**What is required**
Answer the following from the text on the history of the idea of race.
(a) According to Jenkins, how did Herodotus, Marco Polo and Ibn Battutah categorize the people they met?
(b) In what year did Linnaeus classify Homo sapiens into four sub-species?
(c) Why did Blumenbach name his collection of European skulls Caucasoid?

**Excerpted passage**
In the early 2000s, when interest in the quest for the key to human identity was heightened by the sequencing of the human genome, human geneticist Trefor Jenkins of the University of the Witwatersrand offered a telling insight into the history of the differentiation of world populations. While skin colour had been the iconic feature of race for as long as travellers noticed that populations living far away looked different from them, Jenkins observed, early travellers proceeding slowly, mostly by land, did not assign any special meaning to morphological differences in the peoples they encountered. He found that while Herodotus in the 5th century BC, Marco Polo in the 13th century and Ibn Battutah in the 14th, described both skin colour and the appearance of the people they met, they categorized them by culture and religion only as idolaters or infidels, for instance not in categories grounded in physical appearance.
There was no general term for race in the modern sense before long-distance ocean travel began in the mid-15th century. With seaborne exploration, the weeks or months of isolation that separated the familiarity of home from the strangeness of far shores yielded vivid observations about the physical appearance of newly encountered fellow humans. It was only in 1758 that Linnaeus classified Homo sapiens into four sub-species: H sapiens europaeus , H sapiens afer (West Africa), H sapiens asiaticus (Indonesia) and H sapiens americanus (north-east North America). Johann Blumenbach, a German medical doctor and comparative anatomist, distinguished in 1775 between people of south-east and north-east Asia, naming his collection of European skulls Caucasoid because he considered those from the Caucasus mountains to be beautiful, the most perfectly formed specimens, implying superiority.

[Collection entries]
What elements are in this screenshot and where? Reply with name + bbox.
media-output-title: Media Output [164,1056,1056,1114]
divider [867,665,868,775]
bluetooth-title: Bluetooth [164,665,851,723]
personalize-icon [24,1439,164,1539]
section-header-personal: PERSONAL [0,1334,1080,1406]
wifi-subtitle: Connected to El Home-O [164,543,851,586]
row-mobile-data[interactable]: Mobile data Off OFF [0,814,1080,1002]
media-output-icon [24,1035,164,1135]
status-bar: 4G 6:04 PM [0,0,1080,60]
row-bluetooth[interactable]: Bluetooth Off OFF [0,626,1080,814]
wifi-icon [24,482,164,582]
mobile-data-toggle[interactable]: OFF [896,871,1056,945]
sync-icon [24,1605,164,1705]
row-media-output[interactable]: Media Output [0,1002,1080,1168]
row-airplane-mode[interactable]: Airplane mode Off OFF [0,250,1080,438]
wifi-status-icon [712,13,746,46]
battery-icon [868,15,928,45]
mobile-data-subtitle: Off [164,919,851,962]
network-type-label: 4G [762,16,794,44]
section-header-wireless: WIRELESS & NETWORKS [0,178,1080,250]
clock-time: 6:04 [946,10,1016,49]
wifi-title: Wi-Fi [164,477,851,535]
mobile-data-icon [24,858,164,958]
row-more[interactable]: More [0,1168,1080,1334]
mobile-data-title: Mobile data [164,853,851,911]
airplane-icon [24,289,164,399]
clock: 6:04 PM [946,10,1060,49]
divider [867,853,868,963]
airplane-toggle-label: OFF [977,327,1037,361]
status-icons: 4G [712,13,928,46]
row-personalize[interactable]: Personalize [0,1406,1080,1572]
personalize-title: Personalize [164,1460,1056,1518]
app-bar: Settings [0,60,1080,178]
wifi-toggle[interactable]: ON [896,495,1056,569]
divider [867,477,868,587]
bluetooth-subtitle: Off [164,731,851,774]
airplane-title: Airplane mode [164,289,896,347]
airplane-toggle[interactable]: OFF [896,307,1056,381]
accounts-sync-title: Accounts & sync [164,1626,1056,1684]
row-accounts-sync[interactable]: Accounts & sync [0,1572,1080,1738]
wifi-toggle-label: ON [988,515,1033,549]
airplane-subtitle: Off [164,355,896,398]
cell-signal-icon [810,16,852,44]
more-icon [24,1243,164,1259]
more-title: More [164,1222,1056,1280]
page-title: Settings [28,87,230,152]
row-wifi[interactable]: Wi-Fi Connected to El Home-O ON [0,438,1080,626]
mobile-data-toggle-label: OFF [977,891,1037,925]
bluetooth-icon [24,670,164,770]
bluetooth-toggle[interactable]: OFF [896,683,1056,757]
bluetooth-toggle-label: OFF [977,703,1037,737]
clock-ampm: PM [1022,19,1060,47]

**Result for this exercise**
(a) By culture and religion only, for instance as idolaters or infidels, not by physical appearance.
(b) 1758.
(c) He considered the skulls from the Caucasus mountains to be beautiful, the most perfectly formed specimens.